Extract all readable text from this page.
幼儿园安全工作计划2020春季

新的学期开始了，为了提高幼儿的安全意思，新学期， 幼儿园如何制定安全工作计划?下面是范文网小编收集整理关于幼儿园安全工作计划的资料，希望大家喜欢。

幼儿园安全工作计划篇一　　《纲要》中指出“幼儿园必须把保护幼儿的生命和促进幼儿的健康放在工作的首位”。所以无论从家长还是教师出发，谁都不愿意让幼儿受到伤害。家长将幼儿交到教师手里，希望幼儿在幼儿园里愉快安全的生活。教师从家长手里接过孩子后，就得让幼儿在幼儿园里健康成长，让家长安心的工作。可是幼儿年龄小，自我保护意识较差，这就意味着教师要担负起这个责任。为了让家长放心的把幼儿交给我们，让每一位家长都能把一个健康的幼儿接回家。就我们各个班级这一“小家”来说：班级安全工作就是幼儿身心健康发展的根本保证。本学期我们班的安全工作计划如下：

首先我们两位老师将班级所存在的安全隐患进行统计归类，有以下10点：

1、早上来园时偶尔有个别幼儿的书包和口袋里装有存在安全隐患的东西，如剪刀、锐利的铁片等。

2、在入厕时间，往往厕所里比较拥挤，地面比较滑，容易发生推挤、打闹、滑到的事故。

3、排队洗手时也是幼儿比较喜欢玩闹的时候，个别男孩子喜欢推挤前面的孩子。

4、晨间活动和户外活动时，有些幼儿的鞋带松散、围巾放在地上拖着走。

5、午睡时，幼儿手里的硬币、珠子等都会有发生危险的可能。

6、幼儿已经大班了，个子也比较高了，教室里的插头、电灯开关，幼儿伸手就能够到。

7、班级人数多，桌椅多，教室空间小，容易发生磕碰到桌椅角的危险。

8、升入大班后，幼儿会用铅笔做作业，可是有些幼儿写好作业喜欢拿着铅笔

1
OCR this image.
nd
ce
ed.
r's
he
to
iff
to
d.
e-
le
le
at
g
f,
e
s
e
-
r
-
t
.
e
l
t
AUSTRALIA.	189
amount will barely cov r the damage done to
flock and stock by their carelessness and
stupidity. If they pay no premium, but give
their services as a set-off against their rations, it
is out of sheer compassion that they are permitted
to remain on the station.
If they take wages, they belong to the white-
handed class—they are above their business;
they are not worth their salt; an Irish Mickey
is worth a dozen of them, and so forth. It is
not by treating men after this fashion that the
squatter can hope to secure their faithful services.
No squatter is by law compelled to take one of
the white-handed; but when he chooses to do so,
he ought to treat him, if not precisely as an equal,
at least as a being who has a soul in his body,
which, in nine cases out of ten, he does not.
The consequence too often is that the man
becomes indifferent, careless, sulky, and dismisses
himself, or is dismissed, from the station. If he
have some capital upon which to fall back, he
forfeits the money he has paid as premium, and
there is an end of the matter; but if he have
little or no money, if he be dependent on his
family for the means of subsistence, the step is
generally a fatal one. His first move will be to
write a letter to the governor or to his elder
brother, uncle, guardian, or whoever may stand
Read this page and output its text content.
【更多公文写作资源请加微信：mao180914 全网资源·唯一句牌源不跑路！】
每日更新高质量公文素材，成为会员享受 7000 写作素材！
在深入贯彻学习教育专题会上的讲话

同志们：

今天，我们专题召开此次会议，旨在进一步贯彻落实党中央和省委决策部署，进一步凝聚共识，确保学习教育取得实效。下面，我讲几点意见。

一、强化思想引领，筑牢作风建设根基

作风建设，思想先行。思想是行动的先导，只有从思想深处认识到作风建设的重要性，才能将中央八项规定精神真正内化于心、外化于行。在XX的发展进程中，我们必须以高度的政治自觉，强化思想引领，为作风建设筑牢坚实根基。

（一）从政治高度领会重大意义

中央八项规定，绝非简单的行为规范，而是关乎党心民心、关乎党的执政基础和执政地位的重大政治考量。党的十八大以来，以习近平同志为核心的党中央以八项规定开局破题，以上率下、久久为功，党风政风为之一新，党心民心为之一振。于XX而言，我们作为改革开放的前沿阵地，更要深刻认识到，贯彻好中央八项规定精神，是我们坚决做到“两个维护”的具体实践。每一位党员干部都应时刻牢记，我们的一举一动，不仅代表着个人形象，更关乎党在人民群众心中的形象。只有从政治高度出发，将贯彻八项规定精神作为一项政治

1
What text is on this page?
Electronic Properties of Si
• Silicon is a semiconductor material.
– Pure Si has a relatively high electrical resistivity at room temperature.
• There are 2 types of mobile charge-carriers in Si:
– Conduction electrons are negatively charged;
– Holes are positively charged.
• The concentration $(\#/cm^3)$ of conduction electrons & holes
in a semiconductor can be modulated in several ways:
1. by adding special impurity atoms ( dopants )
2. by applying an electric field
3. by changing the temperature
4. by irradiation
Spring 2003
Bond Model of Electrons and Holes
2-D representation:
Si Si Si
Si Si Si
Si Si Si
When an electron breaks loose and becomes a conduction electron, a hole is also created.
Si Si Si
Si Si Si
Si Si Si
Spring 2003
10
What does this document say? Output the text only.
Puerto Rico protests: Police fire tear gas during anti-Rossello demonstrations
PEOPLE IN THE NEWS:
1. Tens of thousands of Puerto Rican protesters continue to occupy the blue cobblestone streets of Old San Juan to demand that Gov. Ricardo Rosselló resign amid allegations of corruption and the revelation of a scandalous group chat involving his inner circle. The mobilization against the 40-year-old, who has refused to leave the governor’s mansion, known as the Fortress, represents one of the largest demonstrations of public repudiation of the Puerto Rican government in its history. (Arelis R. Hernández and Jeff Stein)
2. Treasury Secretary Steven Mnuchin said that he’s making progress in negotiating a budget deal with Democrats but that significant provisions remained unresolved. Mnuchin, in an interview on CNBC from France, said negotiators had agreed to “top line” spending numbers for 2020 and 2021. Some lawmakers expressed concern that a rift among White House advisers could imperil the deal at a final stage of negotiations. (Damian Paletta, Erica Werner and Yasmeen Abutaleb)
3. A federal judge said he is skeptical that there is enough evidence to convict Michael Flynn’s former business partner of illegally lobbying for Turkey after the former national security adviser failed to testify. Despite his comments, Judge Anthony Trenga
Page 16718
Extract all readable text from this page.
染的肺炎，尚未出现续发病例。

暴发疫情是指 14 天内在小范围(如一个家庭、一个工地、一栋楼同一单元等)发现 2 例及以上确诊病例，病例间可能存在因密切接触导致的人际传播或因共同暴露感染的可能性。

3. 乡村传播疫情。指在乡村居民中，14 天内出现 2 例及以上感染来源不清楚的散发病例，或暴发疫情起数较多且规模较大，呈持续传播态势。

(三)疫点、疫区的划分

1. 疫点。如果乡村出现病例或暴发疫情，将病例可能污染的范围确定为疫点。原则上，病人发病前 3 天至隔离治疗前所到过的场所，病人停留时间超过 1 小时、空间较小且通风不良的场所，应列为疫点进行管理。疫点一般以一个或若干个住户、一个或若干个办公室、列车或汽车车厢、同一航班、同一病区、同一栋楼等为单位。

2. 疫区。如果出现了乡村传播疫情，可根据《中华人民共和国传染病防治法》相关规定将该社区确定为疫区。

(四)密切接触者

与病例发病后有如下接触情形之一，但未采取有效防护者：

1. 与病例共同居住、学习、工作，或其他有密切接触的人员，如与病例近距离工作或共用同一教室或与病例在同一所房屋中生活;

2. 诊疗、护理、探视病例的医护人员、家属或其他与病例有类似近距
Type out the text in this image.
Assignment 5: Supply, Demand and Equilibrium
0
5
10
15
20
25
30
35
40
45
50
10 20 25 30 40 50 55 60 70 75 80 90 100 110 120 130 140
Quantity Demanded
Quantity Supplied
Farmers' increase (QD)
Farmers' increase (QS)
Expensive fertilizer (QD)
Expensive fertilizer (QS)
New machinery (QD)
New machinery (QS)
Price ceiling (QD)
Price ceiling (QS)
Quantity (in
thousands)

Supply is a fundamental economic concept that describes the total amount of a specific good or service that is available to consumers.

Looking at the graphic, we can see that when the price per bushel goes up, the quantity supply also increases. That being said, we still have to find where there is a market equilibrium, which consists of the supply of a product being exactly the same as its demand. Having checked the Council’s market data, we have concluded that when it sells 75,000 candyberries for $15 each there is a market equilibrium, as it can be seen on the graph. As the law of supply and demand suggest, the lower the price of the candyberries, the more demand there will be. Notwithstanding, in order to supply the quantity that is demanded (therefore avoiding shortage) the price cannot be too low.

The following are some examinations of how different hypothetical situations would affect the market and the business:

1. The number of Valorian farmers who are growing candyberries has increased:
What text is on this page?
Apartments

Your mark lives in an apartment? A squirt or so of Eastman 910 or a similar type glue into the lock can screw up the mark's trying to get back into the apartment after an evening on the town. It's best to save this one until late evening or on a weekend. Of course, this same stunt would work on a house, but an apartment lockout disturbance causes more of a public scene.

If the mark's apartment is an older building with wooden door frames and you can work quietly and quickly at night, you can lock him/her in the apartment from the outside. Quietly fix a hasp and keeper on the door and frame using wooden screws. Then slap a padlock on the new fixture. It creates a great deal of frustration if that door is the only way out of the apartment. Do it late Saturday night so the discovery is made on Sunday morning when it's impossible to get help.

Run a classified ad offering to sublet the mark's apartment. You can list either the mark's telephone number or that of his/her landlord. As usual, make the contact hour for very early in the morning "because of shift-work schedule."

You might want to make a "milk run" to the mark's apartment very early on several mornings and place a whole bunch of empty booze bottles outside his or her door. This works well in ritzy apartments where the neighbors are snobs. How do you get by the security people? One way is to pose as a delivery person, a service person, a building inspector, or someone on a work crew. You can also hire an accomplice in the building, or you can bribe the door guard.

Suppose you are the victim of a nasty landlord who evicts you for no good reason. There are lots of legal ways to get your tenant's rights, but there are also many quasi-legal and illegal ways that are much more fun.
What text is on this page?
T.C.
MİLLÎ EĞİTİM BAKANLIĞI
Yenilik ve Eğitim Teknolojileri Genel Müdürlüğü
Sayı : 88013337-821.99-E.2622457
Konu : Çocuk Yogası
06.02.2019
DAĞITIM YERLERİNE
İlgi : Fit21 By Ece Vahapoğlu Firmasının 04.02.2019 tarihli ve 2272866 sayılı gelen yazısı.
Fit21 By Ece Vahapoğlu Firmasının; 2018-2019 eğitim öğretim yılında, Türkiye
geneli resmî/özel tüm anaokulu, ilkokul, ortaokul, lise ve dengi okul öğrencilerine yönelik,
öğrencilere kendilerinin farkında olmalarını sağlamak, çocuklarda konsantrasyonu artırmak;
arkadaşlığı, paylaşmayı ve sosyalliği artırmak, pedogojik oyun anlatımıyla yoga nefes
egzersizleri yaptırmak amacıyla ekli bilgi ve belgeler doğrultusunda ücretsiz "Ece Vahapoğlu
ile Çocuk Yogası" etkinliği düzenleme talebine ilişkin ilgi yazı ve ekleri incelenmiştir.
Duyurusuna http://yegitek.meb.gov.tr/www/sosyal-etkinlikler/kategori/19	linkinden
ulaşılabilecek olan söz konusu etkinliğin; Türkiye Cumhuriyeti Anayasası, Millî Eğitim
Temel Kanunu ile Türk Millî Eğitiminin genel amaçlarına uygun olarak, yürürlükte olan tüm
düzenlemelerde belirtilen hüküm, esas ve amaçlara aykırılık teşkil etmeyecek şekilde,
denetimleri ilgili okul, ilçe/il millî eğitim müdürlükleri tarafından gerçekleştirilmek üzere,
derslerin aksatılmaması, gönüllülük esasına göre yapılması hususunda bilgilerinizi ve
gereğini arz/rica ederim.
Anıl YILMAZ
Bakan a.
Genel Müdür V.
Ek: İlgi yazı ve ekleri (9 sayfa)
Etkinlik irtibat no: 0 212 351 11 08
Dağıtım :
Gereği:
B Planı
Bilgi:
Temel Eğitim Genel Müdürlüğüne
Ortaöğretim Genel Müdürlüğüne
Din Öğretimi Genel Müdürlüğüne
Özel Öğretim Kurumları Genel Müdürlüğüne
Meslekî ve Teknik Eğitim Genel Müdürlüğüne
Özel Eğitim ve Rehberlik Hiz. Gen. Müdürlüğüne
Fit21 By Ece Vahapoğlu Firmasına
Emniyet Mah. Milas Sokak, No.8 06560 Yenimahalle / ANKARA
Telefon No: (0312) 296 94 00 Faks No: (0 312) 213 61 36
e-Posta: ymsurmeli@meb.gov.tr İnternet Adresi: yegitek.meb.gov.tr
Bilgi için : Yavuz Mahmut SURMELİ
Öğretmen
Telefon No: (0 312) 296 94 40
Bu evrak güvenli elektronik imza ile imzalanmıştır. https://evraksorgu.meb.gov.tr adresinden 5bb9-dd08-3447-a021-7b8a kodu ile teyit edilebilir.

----

Copy out every line where the word "deal" occurs.

2. Treasury Secretary Steven Mnuchin said that he’s making progress in negotiating a budget deal with Democrats but that significant provisions remained unresolved. Mnuchin, in an interview on CNBC from France, said negotiators had agreed to “top line” spending numbers for 2020 and 2021. Some lawmakers expressed concern that a rift among White House advisers could imperil the deal at a final stage of negotiations. (Damian Paletta, Erica Werner and Yasmeen Abutaleb)
If the mark's apartment is an older building with wooden door frames and you can work quietly and quickly at night, you can lock him/her in the apartment from the outside. Quietly fix a hasp and keeper on the door and frame using wooden screws. Then slap a padlock on the new fixture. It creates a great deal of frustration if that door is the only way out of the apartment. Do it late Saturday night so the discovery is made on Sunday morning when it's impossible to get help.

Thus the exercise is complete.